Dataset items:
>> start

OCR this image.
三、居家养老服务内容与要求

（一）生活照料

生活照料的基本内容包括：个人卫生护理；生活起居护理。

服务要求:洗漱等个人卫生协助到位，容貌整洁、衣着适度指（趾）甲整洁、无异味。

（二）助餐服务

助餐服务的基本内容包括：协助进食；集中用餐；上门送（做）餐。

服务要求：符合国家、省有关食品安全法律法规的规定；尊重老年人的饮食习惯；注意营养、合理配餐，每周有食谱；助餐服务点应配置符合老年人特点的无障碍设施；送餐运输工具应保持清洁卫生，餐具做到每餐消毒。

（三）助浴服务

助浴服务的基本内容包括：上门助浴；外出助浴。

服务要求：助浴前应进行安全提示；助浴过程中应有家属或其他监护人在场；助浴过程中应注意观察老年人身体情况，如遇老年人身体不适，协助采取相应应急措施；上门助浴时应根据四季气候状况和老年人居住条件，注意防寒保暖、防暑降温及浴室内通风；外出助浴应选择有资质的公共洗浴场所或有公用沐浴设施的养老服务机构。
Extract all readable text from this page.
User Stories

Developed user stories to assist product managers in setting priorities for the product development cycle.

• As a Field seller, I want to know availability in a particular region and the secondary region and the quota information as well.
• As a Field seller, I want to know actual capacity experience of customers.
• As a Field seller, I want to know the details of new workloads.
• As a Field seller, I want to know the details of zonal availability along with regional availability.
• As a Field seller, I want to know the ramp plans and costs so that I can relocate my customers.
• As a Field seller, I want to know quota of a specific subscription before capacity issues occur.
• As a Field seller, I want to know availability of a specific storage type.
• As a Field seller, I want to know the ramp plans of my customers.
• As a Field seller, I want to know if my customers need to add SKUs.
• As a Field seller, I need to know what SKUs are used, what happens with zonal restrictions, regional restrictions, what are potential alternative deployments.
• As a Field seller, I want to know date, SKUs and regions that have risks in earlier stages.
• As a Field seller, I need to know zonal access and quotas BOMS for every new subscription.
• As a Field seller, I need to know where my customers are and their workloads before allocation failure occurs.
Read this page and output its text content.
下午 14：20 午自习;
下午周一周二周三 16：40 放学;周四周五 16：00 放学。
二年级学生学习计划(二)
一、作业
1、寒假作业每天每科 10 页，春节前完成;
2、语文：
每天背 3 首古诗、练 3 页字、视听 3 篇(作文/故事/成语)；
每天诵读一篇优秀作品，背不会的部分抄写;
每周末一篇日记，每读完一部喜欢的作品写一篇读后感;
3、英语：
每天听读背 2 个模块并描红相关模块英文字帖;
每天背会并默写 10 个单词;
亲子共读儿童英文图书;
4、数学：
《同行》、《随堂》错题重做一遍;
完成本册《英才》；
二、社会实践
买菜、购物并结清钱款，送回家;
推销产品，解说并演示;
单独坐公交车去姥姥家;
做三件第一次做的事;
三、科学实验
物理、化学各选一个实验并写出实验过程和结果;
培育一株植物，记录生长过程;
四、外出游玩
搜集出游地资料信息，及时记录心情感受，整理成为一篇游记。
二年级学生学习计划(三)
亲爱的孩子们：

>> end

Task to complete: From the data above, copy each line that holds "before".

Result below:
• As a Field seller, I want to know quota of a specific subscription before capacity issues occur.
• As a Field seller, I need to know where my customers are and their workloads before allocation failure occurs.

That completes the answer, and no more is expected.